_WHAT THE TASK REQUIRES_. Of all the lines in the material, how many contain the word "text"? State the number alone.

_DATA LISTING_.
((
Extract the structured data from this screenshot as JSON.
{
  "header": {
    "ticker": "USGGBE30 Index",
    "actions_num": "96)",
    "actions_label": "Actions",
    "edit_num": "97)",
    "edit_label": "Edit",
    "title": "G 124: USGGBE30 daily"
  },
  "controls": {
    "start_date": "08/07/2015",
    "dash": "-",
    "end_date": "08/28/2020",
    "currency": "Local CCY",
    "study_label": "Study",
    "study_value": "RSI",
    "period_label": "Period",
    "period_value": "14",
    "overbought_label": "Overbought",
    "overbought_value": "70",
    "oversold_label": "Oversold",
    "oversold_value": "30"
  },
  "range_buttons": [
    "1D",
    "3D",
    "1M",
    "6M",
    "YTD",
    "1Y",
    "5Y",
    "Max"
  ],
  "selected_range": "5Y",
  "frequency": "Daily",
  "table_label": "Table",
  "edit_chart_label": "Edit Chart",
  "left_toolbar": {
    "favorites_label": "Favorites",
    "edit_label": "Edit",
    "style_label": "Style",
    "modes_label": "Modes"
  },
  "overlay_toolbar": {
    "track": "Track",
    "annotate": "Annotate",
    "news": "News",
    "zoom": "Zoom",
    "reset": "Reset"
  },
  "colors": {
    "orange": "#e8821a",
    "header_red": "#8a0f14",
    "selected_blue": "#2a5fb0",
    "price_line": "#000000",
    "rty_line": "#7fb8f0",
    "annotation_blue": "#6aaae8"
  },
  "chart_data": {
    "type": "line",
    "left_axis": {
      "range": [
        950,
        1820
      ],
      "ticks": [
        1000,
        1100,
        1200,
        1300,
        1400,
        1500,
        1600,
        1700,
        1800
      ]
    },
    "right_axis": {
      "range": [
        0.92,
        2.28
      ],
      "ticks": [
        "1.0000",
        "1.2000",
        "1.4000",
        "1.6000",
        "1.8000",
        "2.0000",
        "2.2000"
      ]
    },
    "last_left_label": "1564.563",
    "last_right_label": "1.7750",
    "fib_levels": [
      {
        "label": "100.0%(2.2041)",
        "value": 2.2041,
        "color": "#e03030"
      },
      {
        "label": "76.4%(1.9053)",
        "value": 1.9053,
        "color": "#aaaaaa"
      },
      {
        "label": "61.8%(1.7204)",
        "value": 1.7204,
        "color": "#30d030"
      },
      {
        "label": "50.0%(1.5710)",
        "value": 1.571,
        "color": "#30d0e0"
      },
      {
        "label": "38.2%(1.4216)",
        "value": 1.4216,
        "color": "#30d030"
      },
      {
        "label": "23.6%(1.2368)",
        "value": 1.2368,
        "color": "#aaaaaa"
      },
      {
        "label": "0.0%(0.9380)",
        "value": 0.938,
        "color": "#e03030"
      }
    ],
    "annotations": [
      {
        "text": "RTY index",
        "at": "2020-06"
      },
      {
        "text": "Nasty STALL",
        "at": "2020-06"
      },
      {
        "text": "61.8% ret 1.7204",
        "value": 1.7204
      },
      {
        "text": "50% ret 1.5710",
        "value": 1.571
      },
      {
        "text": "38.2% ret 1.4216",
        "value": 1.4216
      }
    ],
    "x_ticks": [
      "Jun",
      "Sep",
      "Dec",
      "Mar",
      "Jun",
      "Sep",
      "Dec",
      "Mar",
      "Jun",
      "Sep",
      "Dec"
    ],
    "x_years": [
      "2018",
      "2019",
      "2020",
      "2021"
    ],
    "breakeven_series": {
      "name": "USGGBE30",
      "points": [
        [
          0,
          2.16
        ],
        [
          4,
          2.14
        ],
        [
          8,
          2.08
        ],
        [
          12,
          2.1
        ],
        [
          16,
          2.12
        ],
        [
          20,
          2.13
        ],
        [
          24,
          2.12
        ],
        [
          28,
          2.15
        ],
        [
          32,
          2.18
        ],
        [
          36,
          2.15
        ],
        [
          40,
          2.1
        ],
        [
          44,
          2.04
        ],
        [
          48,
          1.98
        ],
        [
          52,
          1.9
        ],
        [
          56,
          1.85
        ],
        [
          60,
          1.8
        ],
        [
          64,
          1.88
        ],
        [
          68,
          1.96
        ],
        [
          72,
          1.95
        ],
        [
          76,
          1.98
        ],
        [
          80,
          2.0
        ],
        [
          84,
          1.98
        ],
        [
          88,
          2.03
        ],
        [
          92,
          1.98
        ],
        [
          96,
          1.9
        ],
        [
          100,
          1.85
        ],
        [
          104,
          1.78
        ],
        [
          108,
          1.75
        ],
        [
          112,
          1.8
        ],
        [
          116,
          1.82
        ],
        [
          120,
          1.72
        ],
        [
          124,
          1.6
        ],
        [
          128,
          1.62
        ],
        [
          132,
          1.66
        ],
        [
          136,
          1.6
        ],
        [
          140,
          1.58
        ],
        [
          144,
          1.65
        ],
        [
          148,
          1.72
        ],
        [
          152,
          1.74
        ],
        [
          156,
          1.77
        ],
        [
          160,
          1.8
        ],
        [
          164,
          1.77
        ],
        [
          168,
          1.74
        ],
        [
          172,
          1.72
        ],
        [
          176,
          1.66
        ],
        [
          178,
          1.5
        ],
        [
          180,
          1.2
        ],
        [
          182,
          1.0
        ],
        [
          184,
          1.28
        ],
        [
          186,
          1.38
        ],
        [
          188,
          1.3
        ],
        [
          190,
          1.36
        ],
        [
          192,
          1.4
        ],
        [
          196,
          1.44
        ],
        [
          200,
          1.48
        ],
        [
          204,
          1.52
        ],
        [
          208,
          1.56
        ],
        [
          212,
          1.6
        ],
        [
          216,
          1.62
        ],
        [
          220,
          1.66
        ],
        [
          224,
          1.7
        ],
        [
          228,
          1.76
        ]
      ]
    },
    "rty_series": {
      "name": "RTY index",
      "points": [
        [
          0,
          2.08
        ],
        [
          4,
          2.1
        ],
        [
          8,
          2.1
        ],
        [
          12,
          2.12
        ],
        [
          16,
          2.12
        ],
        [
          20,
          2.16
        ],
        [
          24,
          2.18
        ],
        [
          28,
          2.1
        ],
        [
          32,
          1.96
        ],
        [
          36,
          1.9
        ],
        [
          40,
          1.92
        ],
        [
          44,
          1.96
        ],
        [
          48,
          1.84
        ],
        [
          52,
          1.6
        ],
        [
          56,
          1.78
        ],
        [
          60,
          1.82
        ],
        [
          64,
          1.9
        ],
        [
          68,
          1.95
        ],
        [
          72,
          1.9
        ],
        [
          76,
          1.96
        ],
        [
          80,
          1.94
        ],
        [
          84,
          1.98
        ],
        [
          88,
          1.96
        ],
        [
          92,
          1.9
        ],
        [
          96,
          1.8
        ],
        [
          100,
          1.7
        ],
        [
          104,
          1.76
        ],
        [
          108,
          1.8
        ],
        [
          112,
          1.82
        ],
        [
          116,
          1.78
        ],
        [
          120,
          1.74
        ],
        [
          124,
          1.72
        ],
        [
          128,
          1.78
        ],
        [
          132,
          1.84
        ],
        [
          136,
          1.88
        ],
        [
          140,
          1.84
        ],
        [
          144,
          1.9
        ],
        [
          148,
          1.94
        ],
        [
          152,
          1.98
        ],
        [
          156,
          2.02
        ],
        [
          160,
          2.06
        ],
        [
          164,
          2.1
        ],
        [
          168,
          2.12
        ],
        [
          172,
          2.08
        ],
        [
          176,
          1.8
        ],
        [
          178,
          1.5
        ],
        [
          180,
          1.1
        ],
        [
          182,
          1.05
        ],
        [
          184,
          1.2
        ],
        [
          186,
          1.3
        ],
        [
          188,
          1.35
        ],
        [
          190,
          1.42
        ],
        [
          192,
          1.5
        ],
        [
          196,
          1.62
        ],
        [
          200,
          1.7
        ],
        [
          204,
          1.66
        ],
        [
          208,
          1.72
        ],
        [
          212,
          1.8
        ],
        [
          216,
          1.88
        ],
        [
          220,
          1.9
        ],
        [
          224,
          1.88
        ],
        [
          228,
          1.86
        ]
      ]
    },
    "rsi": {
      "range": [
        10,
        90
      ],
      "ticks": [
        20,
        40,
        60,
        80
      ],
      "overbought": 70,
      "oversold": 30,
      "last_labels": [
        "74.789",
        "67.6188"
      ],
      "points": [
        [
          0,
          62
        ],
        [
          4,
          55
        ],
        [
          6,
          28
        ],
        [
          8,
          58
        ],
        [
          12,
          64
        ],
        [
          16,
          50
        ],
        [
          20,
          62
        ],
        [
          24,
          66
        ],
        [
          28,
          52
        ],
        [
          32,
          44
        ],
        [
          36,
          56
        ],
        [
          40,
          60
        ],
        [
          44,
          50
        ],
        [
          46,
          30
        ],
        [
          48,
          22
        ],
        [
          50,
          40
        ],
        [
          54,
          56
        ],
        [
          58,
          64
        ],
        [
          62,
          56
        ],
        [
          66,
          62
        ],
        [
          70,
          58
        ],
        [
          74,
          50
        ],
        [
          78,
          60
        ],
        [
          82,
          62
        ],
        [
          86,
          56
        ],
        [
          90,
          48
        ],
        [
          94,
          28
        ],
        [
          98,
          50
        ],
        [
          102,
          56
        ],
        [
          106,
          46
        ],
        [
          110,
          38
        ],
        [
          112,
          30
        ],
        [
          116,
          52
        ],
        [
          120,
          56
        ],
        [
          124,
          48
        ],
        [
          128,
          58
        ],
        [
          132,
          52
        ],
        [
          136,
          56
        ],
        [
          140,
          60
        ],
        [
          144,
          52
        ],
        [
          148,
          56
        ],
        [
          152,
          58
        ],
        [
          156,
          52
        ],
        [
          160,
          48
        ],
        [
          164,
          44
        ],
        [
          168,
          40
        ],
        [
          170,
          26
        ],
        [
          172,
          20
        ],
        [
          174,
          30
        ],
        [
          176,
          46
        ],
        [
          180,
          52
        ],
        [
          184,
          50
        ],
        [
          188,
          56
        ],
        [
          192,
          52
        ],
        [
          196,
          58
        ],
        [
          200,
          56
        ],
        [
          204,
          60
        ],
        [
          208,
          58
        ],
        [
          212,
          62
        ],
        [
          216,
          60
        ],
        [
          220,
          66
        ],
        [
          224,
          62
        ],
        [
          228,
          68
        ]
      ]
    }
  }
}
))
_WORKED ANSWER_. 5